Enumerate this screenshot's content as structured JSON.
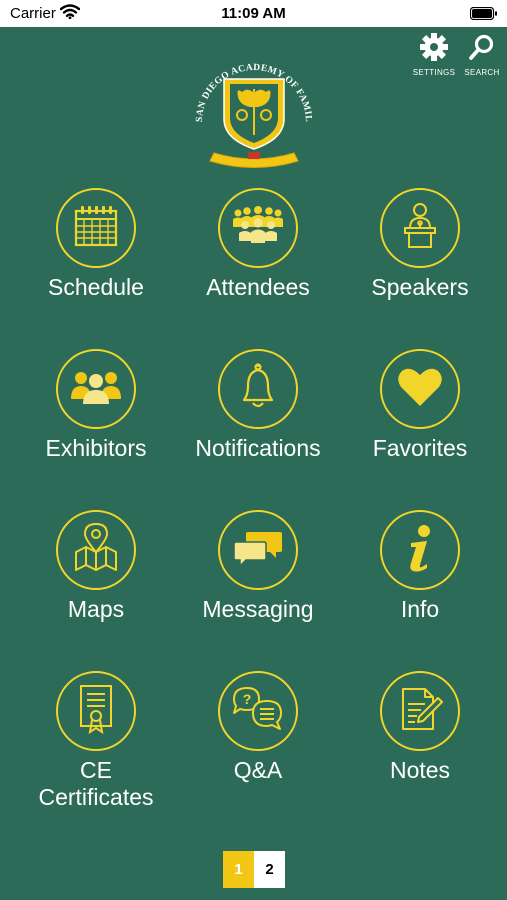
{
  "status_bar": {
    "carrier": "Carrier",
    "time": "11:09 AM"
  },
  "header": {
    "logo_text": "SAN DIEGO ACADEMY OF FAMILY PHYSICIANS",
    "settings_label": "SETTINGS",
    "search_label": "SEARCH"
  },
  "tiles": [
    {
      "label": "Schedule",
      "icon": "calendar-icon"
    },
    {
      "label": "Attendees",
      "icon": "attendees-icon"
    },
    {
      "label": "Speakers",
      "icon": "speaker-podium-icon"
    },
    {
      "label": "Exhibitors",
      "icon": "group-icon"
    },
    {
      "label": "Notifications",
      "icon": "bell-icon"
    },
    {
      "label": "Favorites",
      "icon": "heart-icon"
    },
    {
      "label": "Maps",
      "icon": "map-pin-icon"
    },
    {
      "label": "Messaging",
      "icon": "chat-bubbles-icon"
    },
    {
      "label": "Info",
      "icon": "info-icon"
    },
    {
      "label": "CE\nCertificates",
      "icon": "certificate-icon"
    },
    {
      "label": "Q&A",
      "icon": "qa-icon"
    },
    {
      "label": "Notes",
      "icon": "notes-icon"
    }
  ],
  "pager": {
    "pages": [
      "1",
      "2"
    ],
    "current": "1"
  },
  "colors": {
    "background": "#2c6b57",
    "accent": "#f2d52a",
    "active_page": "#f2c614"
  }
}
────────────────────────────────────────
*Stated problem*:
Repeat the material above verbatim, with no pictures in the output.

*Full answer*:
Enumerate this screenshot's content as structured JSON.
{
  "status_bar": {
    "carrier": "Carrier",
    "time": "11:09 AM"
  },
  "header": {
    "logo_text": "SAN DIEGO ACADEMY OF FAMILY PHYSICIANS",
    "settings_label": "SETTINGS",
    "search_label": "SEARCH"
  },
  "tiles": [
    {
      "label": "Schedule",
      "icon": "calendar-icon"
    },
    {
      "label": "Attendees",
      "icon": "attendees-icon"
    },
    {
      "label": "Speakers",
      "icon": "speaker-podium-icon"
    },
    {
      "label": "Exhibitors",
      "icon": "group-icon"
    },
    {
      "label": "Notifications",
      "icon": "bell-icon"
    },
    {
      "label": "Favorites",
      "icon": "heart-icon"
    },
    {
      "label": "Maps",
      "icon": "map-pin-icon"
    },
    {
      "label": "Messaging",
      "icon": "chat-bubbles-icon"
    },
    {
      "label": "Info",
      "icon": "info-icon"
    },
    {
      "label": "CE\nCertificates",
      "icon": "certificate-icon"
    },
    {
      "label": "Q&A",
      "icon": "qa-icon"
    },
    {
      "label": "Notes",
      "icon": "notes-icon"
    }
  ],
  "pager": {
    "pages": [
      "1",
      "2"
    ],
    "current": "1"
  },
  "colors": {
    "background": "#2c6b57",
    "accent": "#f2d52a",
    "active_page": "#f2c614"
  }
}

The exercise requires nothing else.